--- SHORT TASK ---
Copy each line of the records that contains the word "were".

(Stored records)
((

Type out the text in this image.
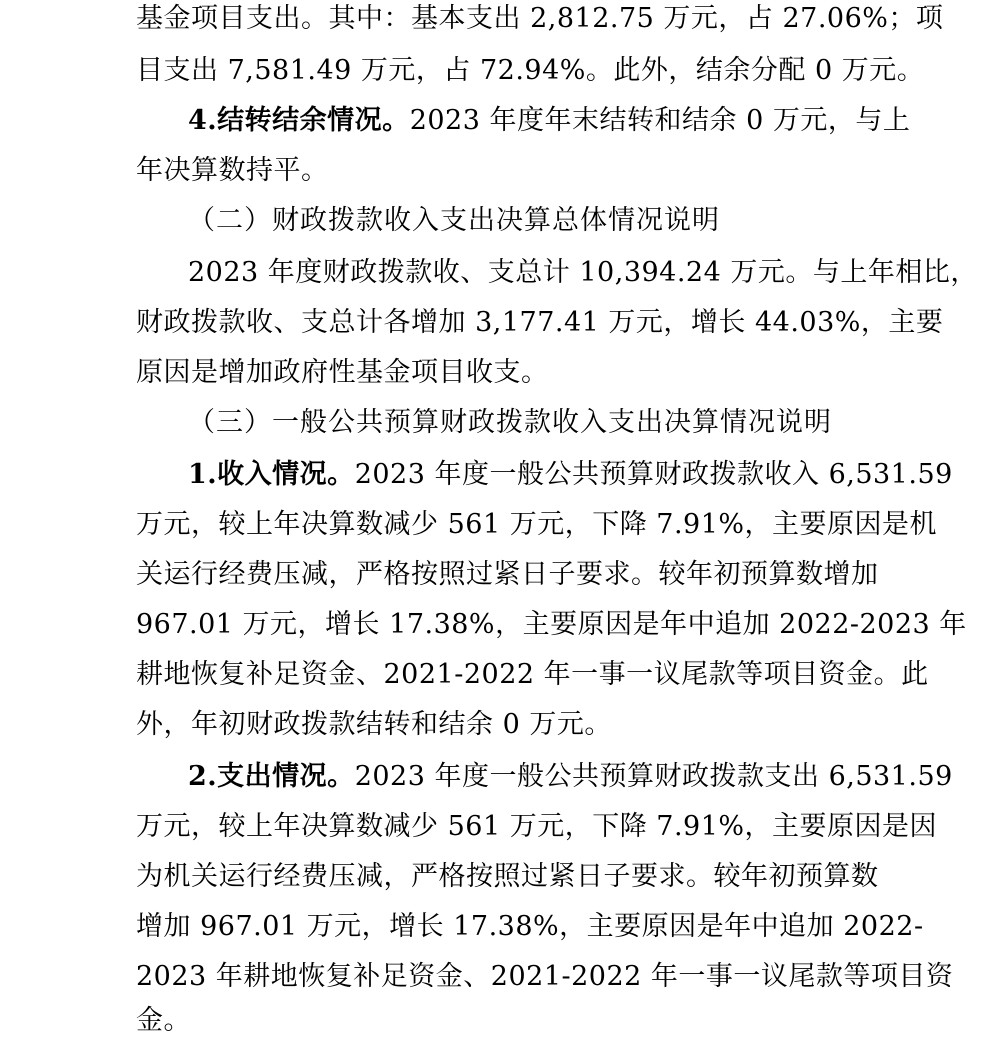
基金项目支出。其中：基本支出 2,812.75 万元，占 27.06%；项
目支出 7,581.49 万元，占 72.94%。此外，结余分配 0 万元。
4.结转结余情况。2023 年度年末结转和结余 0 万元，与上
年决算数持平。
（二）财政拨款收入支出决算总体情况说明
2023 年度财政拨款收、支总计 10,394.24 万元。与上年相比，
财政拨款收、支总计各增加 3,177.41 万元，增长 44.03%，主要
原因是增加政府性基金项目收支。
（三）一般公共预算财政拨款收入支出决算情况说明
1.收入情况。2023 年度一般公共预算财政拨款收入 6,531.59
万元，较上年决算数减少 561 万元，下降 7.91%，主要原因是机
关运行经费压减，严格按照过紧日子要求。较年初预算数增加
967.01 万元，增长 17.38%，主要原因是年中追加 2022-2023 年
耕地恢复补足资金、2021-2022 年一事一议尾款等项目资金。此
外，年初财政拨款结转和结余 0 万元。
2.支出情况。2023 年度一般公共预算财政拨款支出 6,531.59
万元，较上年决算数减少 561 万元，下降 7.91%，主要原因是因
为机关运行经费压减，严格按照过紧日子要求。较年初预算数
增加 967.01 万元，增长 17.38%，主要原因是年中追加 2022-
2023 年耕地恢复补足资金、2021-2022 年一事一议尾款等项目资
金。
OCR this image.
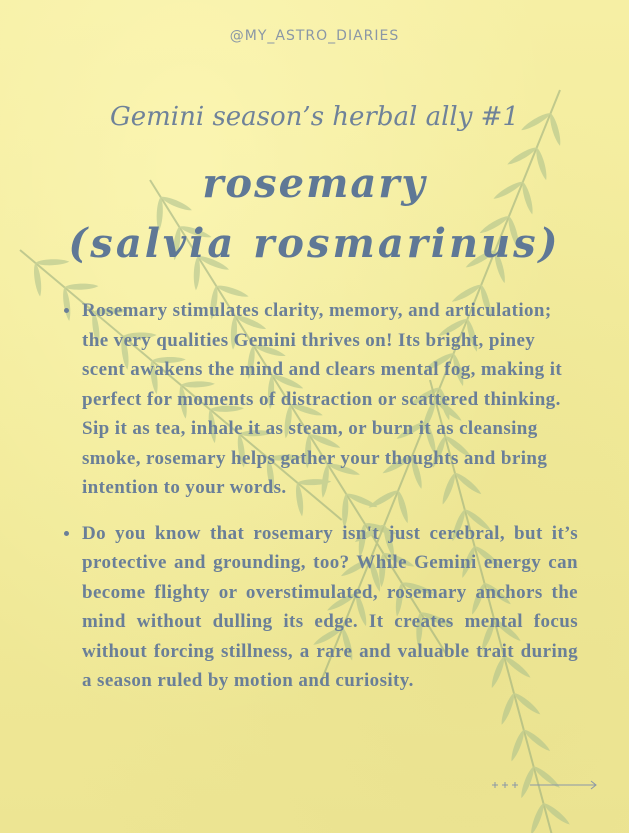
@MY_ASTRO_DIARIES
Gemini season’s herbal ally #1
rosemary
(salvia rosmarinus)
Rosemary stimulates clarity, memory, and articulation; the very qualities Gemini thrives on! Its bright, piney scent awakens the mind and clears mental fog, making it perfect for moments of distraction or scattered thinking. Sip it as tea, inhale it as steam, or burn it as cleansing smoke, rosemary helps gather your thoughts and bring intention to your words.
Do you know that rosemary isn't just cerebral, but it’s protective and grounding, too? While Gemini energy can become flighty or overstimulated, rosemary anchors the mind without dulling its edge. It creates mental focus without forcing stillness, a rare and valuable trait during a season ruled by motion and curiosity.
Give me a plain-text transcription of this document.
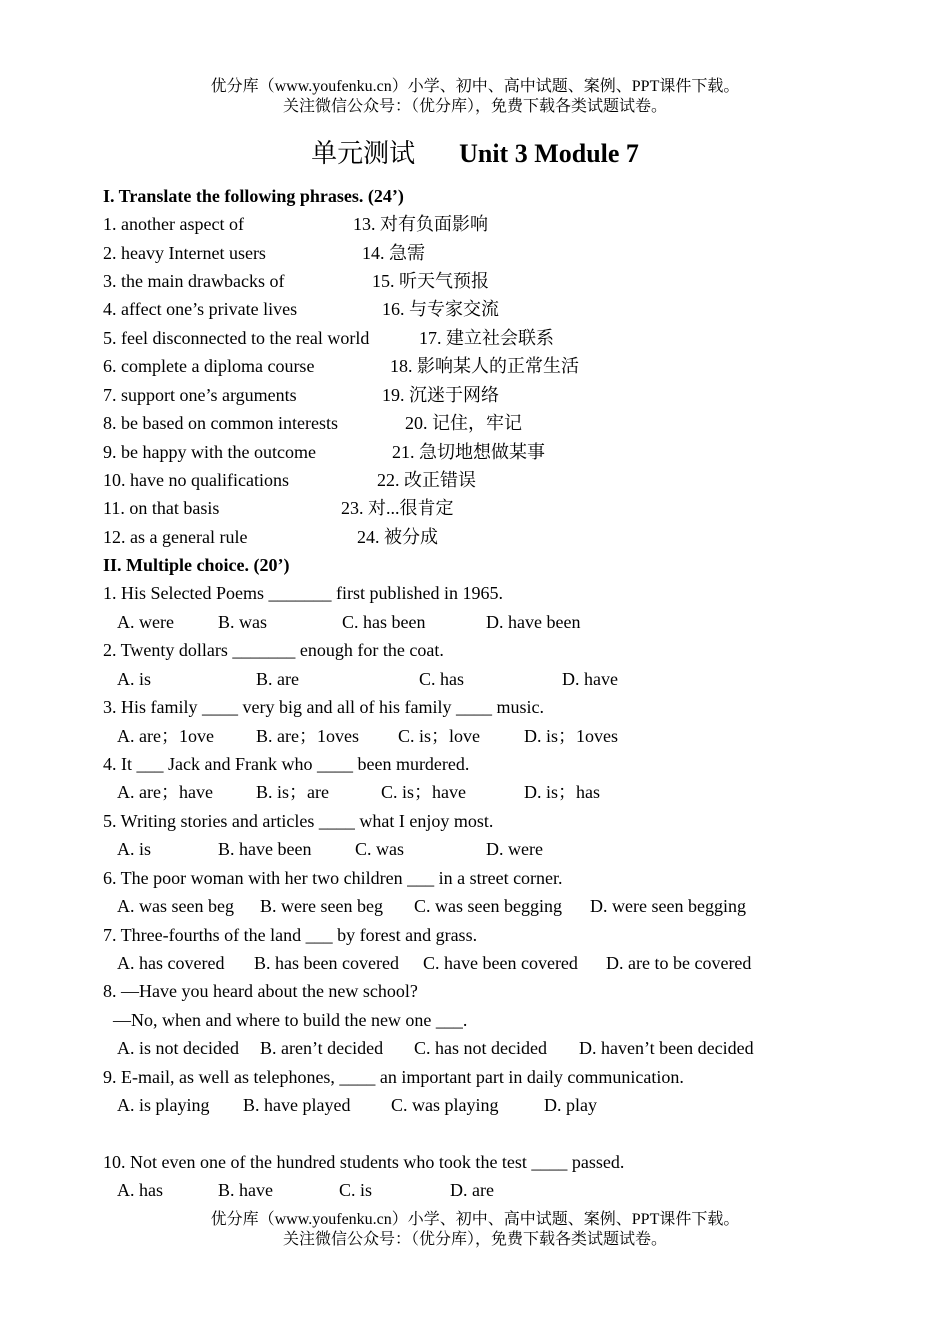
优分库（www.youfenku.cn）小学、初中、高中试题、案例、PPT课件下载。
关注微信公众号：（优分库），免费下载各类试题试卷。
单元测试 Unit 3 Module 7
I. Translate the following phrases. (24’)
1. another aspect of	13. 对有负面影响
2. heavy Internet users	14. 急需
3. the main drawbacks of	15. 听天气预报
4. affect one’s private lives	16. 与专家交流
5. feel disconnected to the real world	17. 建立社会联系
6. complete a diploma course	18. 影响某人的正常生活
7. support one’s arguments	19. 沉迷于网络
8. be based on common interests	20. 记住，牢记
9. be happy with the outcome	21. 急切地想做某事
10. have no qualifications	22. 改正错误
11. on that basis	23. 对...很肯定
12. as a general rule	24. 被分成
II. Multiple choice. (20’)
1. His Selected Poems _______ first published in 1965.
A. were B. was	C. has been	D. have been
2. Twenty dollars _______ enough for the coat.
A. is	B. are	C. has	D. have
3. His family ____ very big and all of his family ____ music.
A. are；1ove B. are；1oves C. is；love D. is；1oves
4. It ___ Jack and Frank who ____ been murdered.
A. are；have B. is；are	C. is；have	D. is；has
5. Writing stories and articles ____ what I enjoy most.
A. is	B. have been C. was	D. were
6. The poor woman with her two children ___ in a street corner.
A. was seen beg B. were seen beg C. was seen begging D. were seen begging
7. Three-fourths of the land ___ by forest and grass.
A. has covered B. has been covered C. have been covered D. are to be covered
8. —Have you heard about the new school?
—No, when and where to build the new one ___.
A. is not decided B. aren’t decided C. has not decided D. haven’t been decided
9. E-mail, as well as telephones, ____ an important part in daily communication.
A. is playing B. have played C. was playing	D. play
10. Not even one of the hundred students who took the test ____ passed.
A. has	B. have	C. is	D. are
优分库（www.youfenku.cn）小学、初中、高中试题、案例、PPT课件下载。
关注微信公众号：（优分库），免费下载各类试题试卷。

))

--- ANSWER TO THE PROBLEM ---
A. were B. was	C. has been	D. have been
A. is	B. have been C. was	D. were
A. was seen beg B. were seen beg C. was seen begging D. were seen begging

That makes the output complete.